-- BEGIN --

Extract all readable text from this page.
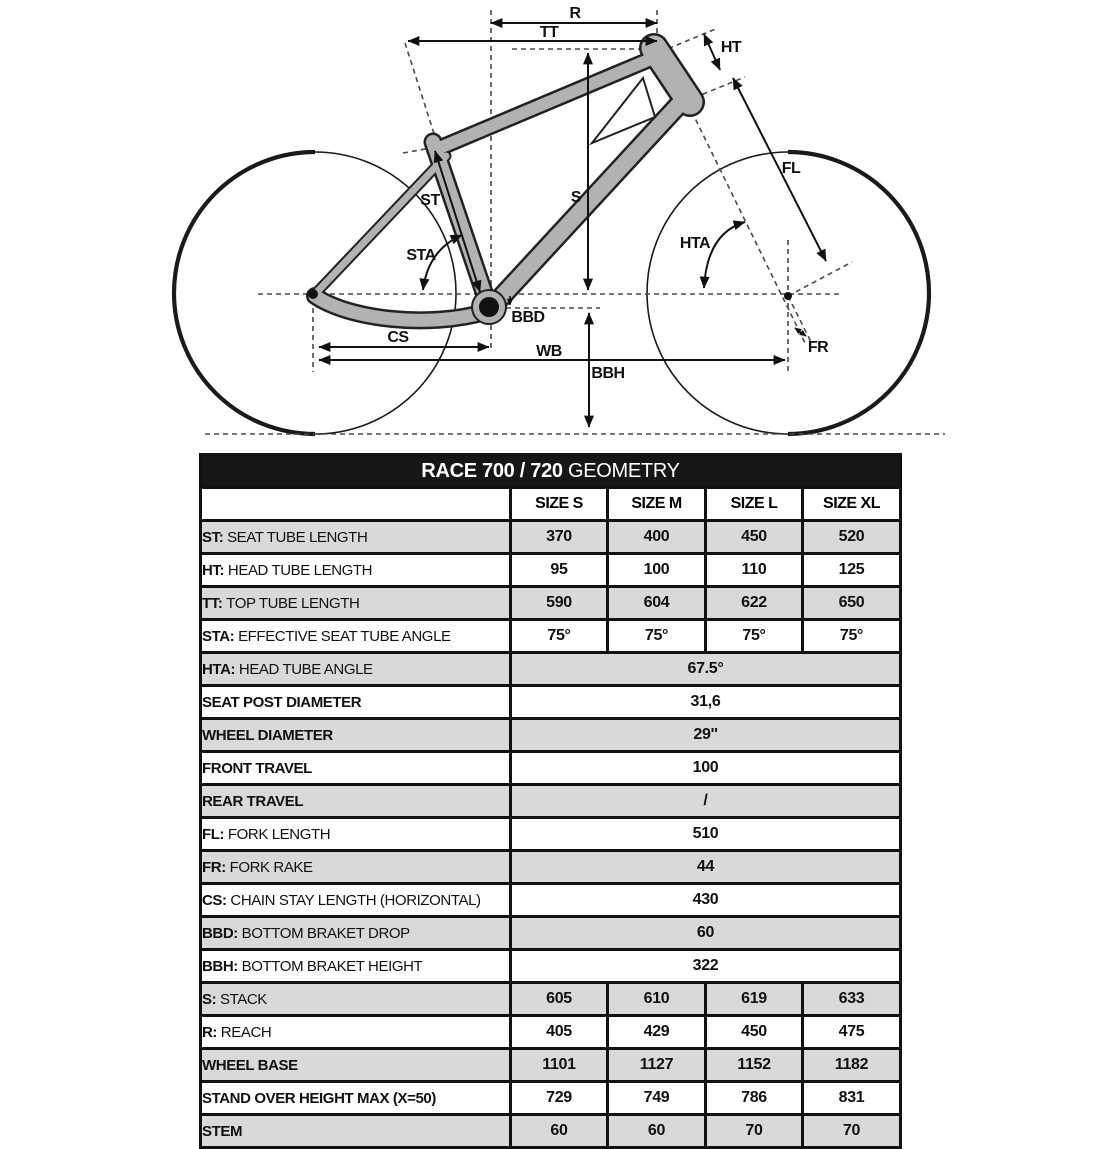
R
TT
HT
ST
STA
S
FL
HTA
BBD
CS
WB
BBH
FR
RACE 700 / 720 GEOMETRY				
	SIZE S	SIZE M	SIZE L	SIZE XL
ST: SEAT TUBE LENGTH	370	400	450	520
HT: HEAD TUBE LENGTH	95	100	110	125
TT: TOP TUBE LENGTH	590	604	622	650
STA: EFFECTIVE SEAT TUBE ANGLE	75°	75°	75°	75°
HTA: HEAD TUBE ANGLE	67.5°			
SEAT POST DIAMETER	31,6			
WHEEL DIAMETER	29''			
FRONT TRAVEL	100			
REAR TRAVEL	/			
FL: FORK LENGTH	510			
FR: FORK RAKE	44			
CS: CHAIN STAY LENGTH (HORIZONTAL)	430			
BBD: BOTTOM BRAKET DROP	60			
BBH: BOTTOM BRAKET HEIGHT	322			
S: STACK	605	610	619	633
R: REACH	405	429	450	475
WHEEL BASE	1101	1127	1152	1182
STAND OVER HEIGHT MAX (X=50)	729	749	786	831
STEM	60	60	70	70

-- END --

- [Required task]:
Repeat every record precisely. Any picture among them stays out of the copy.

- [Written response]:
Extract all readable text from this page.
R
TT
HT
ST
STA
S
FL
HTA
BBD
CS
WB
BBH
FR
RACE 700 / 720 GEOMETRY				
	SIZE S	SIZE M	SIZE L	SIZE XL
ST: SEAT TUBE LENGTH	370	400	450	520
HT: HEAD TUBE LENGTH	95	100	110	125
TT: TOP TUBE LENGTH	590	604	622	650
STA: EFFECTIVE SEAT TUBE ANGLE	75°	75°	75°	75°
HTA: HEAD TUBE ANGLE	67.5°			
SEAT POST DIAMETER	31,6			
WHEEL DIAMETER	29''			
FRONT TRAVEL	100			
REAR TRAVEL	/			
FL: FORK LENGTH	510			
FR: FORK RAKE	44			
CS: CHAIN STAY LENGTH (HORIZONTAL)	430			
BBD: BOTTOM BRAKET DROP	60			
BBH: BOTTOM BRAKET HEIGHT	322			
S: STACK	605	610	619	633
R: REACH	405	429	450	475
WHEEL BASE	1101	1127	1152	1182
STAND OVER HEIGHT MAX (X=50)	729	749	786	831
STEM	60	60	70	70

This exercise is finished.